Gather, from the listing beneath this task, every line holding the string "Tonythybologna".

§ §

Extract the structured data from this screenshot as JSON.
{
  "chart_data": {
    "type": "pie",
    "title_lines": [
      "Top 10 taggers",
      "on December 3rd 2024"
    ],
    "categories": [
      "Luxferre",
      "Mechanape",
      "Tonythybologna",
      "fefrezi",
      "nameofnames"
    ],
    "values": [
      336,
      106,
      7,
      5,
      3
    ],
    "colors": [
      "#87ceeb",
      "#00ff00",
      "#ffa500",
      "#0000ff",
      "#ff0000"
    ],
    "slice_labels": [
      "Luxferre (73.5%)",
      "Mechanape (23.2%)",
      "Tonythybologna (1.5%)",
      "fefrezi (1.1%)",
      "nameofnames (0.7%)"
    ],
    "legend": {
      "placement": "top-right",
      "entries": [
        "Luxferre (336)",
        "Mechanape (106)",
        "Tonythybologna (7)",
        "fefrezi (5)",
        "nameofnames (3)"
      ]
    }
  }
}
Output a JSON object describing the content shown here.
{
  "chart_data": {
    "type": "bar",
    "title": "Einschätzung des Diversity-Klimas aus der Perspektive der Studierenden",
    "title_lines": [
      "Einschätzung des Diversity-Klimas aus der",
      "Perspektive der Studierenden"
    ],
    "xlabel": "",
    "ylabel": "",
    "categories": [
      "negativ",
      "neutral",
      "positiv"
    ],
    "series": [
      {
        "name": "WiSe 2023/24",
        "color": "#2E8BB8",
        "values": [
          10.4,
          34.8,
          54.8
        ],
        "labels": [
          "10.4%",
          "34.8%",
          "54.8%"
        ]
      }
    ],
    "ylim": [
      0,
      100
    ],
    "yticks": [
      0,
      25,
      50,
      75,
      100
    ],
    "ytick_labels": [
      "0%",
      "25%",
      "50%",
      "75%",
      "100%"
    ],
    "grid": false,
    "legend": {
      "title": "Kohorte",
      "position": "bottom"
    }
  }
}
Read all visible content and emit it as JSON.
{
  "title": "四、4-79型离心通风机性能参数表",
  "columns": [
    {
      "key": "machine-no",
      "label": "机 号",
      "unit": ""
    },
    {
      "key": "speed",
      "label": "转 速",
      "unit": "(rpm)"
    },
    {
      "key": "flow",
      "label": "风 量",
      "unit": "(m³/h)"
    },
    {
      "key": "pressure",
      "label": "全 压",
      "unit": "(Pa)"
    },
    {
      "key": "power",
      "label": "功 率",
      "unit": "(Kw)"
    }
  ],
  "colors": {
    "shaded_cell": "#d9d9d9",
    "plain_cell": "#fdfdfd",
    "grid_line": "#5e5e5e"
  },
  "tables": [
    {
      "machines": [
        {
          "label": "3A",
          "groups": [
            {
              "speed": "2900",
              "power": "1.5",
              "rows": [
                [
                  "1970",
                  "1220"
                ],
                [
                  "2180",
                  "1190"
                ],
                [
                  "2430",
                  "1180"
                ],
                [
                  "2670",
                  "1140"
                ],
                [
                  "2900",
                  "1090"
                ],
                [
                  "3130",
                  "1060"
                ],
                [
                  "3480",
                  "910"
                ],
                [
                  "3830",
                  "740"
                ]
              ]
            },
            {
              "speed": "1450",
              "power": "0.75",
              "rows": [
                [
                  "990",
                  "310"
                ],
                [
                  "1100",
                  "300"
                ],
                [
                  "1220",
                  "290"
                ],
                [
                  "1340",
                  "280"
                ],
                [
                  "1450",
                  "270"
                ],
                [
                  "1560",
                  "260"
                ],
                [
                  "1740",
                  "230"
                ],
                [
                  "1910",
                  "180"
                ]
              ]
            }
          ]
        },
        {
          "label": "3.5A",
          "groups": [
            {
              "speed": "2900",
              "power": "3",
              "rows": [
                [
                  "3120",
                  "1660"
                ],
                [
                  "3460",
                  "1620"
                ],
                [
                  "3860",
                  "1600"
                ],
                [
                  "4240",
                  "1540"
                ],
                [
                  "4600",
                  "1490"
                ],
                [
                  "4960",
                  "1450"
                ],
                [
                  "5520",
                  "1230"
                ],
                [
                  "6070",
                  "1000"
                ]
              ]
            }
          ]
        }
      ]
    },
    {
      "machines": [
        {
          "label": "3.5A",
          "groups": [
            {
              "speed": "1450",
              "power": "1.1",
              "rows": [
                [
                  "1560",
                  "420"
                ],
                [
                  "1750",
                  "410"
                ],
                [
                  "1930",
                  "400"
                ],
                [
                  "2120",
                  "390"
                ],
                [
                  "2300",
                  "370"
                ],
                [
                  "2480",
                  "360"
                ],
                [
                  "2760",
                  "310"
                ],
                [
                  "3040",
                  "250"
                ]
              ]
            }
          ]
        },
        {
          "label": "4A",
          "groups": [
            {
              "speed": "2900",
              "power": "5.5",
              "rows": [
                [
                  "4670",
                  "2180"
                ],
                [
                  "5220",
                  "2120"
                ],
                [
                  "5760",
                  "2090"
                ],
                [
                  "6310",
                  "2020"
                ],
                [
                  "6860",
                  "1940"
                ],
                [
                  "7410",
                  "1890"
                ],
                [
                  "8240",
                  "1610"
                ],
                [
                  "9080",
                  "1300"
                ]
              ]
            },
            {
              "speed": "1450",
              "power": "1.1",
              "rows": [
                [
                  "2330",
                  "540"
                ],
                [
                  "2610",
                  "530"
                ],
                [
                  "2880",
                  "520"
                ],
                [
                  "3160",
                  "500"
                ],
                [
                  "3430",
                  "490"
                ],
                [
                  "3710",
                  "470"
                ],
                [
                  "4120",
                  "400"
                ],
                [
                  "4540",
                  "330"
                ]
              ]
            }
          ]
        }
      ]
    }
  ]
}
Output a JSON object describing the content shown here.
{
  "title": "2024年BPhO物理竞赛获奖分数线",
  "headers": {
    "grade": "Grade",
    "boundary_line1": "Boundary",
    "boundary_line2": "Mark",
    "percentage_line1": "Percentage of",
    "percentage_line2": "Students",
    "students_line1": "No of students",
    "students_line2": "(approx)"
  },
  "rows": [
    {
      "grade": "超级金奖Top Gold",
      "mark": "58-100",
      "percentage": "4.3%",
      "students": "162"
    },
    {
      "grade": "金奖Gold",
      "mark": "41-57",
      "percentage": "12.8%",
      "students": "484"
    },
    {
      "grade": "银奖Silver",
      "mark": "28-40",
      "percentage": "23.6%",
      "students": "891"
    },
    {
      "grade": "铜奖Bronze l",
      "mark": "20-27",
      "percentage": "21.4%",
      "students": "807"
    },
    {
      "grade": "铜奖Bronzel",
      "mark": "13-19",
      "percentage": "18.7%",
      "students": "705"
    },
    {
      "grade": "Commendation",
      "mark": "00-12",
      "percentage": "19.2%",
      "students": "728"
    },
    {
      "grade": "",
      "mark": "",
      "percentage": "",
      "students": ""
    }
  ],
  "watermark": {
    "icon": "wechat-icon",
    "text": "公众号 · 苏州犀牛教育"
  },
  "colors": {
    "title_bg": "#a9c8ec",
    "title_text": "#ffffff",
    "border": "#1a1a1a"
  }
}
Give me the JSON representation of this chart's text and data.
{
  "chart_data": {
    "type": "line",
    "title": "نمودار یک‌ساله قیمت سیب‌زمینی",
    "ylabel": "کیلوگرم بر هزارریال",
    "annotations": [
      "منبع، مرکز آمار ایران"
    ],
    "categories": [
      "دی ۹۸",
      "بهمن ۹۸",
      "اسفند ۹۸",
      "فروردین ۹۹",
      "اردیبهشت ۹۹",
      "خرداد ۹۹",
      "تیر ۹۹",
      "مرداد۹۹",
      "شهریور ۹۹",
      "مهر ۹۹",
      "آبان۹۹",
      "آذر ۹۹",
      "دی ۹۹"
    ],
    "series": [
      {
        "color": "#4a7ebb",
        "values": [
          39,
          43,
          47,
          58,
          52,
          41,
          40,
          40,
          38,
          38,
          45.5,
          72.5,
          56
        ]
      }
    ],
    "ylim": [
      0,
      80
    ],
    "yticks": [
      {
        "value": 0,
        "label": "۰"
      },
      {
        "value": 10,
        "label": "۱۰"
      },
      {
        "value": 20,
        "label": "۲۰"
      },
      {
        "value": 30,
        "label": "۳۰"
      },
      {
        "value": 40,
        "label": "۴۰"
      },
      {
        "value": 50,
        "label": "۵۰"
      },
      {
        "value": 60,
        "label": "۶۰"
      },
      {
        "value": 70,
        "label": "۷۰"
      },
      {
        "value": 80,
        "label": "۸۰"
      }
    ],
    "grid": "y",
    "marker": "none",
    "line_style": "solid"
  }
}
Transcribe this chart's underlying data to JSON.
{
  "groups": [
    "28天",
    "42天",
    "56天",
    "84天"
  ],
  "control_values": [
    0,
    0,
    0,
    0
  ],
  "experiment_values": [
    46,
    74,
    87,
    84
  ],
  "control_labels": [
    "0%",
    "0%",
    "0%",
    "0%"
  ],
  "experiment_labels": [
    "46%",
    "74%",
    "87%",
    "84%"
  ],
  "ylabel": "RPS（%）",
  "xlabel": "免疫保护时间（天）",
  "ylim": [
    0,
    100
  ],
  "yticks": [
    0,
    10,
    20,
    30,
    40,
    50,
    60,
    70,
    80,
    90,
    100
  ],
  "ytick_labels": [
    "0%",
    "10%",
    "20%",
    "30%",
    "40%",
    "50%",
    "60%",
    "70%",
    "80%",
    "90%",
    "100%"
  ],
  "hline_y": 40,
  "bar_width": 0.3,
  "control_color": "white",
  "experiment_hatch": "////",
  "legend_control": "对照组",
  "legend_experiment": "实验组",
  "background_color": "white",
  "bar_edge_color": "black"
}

§ §

* _In response_
      "Tonythybologna",
      "Tonythybologna (1.5%)",
        "Tonythybologna (7)",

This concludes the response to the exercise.